#### Текст для чтения
· · · · ·

По Делезу, «медведь есть животное Артемиды, медведица в мехах – Мать, … меха принадлежат деспотической матери, восстанавливающей гинекократию». Таким образом, Делез оставляет мифологическую компоненту в рамках классической греческой мифологии. На самом деле, следовало бы разрабатывать более глубокие слои. Артемида – повелительница животных, несомненно. Но на классических изображениях она одета в тунику, а не в меха. И, самое главное, пантеон не допускает вольностей: если бы Захер-Мазох хотел назвать роман «Артемида в мехах», он, скорее всего, так бы и сделал. Но, как видно, богиня любви привлекала его гораздо больше, чем девственная богиня охоты, пусть даже обе они суть ипостаси одного и того же женского Божества.

· · · · ·

#### Данные для распознавания структуры документа

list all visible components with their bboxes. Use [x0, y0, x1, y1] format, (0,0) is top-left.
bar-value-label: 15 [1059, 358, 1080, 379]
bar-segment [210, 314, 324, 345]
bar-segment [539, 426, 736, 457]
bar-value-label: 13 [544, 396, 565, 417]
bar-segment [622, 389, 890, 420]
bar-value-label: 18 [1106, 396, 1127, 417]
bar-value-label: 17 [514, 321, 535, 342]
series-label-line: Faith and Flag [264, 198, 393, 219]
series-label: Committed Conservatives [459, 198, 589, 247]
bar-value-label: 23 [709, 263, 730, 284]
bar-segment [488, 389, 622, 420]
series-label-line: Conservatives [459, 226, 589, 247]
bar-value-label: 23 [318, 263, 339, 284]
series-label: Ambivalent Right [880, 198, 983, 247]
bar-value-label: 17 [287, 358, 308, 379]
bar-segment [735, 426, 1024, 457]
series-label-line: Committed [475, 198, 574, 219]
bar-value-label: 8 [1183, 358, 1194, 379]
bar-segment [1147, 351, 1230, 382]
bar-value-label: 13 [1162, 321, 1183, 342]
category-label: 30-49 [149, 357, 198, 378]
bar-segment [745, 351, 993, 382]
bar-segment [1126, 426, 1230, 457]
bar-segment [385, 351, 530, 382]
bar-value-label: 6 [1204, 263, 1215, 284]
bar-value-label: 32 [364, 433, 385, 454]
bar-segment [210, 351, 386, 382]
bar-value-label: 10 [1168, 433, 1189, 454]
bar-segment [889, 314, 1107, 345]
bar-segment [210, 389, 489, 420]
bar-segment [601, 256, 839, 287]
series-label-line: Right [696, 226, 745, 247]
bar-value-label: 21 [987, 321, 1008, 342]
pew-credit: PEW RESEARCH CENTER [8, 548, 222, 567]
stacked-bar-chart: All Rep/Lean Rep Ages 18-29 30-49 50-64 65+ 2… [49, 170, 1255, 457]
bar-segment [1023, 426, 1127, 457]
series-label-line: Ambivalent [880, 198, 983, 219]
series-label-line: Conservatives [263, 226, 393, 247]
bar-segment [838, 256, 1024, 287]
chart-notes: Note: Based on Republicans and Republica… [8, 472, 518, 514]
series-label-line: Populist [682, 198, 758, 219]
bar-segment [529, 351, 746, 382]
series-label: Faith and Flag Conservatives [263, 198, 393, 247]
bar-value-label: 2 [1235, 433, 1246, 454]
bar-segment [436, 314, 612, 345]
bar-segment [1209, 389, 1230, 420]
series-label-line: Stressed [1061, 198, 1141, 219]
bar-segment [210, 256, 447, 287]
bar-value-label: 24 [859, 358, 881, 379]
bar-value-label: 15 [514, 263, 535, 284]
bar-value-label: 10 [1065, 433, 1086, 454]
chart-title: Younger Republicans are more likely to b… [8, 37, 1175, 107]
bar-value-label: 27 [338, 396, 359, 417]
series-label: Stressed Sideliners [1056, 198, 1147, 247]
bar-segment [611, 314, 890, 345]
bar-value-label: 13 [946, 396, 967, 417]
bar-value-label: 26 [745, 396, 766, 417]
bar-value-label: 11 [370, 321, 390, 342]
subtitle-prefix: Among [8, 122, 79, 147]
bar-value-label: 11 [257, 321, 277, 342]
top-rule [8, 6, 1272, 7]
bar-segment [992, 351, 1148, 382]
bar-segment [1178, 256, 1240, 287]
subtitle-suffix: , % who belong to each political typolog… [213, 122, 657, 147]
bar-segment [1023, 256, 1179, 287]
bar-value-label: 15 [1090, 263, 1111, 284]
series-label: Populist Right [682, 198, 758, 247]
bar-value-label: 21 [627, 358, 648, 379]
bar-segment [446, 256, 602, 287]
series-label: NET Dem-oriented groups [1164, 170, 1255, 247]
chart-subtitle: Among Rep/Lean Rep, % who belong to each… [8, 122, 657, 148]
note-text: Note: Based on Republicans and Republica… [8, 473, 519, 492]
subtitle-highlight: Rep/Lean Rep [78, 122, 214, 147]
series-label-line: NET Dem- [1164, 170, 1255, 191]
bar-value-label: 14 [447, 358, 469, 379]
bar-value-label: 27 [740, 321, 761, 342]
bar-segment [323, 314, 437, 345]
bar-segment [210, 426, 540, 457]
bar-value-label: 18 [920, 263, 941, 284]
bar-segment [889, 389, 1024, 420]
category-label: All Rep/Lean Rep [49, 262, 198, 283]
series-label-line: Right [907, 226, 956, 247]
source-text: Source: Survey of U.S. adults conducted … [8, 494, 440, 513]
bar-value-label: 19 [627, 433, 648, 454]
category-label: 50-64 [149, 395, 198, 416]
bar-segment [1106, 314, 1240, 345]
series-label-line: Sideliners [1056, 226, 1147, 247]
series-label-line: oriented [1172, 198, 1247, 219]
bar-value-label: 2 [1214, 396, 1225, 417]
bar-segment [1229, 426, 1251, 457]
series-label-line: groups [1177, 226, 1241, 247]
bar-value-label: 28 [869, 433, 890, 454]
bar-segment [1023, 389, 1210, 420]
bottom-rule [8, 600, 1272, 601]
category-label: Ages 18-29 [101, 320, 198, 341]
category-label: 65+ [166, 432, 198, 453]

· · · · ·

#### Список заданий
**a.** Определите, согласуются ли с текстом о Делезе и Захер-Мазохе утверждения (i), (ii) и (iii). На каждое ответьте «да» или «нет» и приведите решающие слова текста дословно.
(i) На классических изображениях Артемида одета в меха.
(ii) Автор считает, что следовало бы разрабатывать более глубокие слои.
(iii) Девственная богиня охоты привлекала Захер-Мазоха больше, чем богиня любви.
**b.** Продолжите текст о Делезе и Захер-Мазохе, начав сразу после его последнего предложения.

#### Результаты заданий
**a.**
(i) Нет: «Но на классических изображениях она одета в тунику, а не в меха».
(ii) Да: «На самом деле, следовало бы разрабатывать более глубокие слои».
(iii) Нет: «богиня любви привлекала его гораздо больше, чем девственная богиня охоты».

**b.**
Захер-Мазох эксплуатирует новую, варварскую версию мифа, достаточно обеспеченную варварством Австро-Венгерской империи и доведенную до совершенства варварством славянским. Вот чему следует поучиться у Захер-Мазоха – благодарности к вскормившей, пусть даже не особенно родной по крови земле. Через чуткость инородцев народы постигают собственную душу. Кормилицей Захер-Мазоха была украинская крестьянка, имя которой немецко-язычные источники передают как Handscha, а габитус описывают как «белокурая Юнона». Как же это перевести назад на украинский? Имя кажется вовсе не славянским, а абстрактно-диким. Мы не знаем собственных корней.
Вот в таких крупицах нам, славянам, нужно искать и постигать свою славянскую мифологию и душу, ибо ныне на территориях, духовно опустошенных понятно чем, от нее практически ничего не осталось. Если и найдется где-нибудь в глухой деревне древняя бабка зловещего вида, то и она, скорее всего, окажется бывшей комсомолкой, а не настоящей колдуньей. Во времена Захер-Мазоха и славянская магия, и славянское сопротивление христианству в самой неприглядной, уравнительной его ипостаси, были вполне еще живы.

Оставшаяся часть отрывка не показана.